▸ **Provided records**
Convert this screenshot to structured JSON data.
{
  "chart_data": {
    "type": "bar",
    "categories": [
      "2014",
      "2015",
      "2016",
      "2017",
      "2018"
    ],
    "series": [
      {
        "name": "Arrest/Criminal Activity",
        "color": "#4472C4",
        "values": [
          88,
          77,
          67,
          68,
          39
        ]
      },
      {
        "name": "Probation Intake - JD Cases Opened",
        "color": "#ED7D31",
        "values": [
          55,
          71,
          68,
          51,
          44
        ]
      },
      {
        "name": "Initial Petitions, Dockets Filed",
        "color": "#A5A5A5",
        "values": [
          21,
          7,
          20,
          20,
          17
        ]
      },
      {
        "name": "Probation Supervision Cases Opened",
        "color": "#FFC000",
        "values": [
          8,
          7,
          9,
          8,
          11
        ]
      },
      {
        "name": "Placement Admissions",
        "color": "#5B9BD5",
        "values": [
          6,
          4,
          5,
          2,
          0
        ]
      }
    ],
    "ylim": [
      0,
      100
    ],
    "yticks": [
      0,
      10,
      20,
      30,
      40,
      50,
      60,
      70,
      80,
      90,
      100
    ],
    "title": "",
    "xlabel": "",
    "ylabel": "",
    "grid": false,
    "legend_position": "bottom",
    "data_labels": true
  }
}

▸ **Exercise**
Find the lines holding "Probation" and list every one.

▸ **Solution below**
        "name": "Probation Intake - JD Cases Opened",
        "name": "Probation Supervision Cases Opened",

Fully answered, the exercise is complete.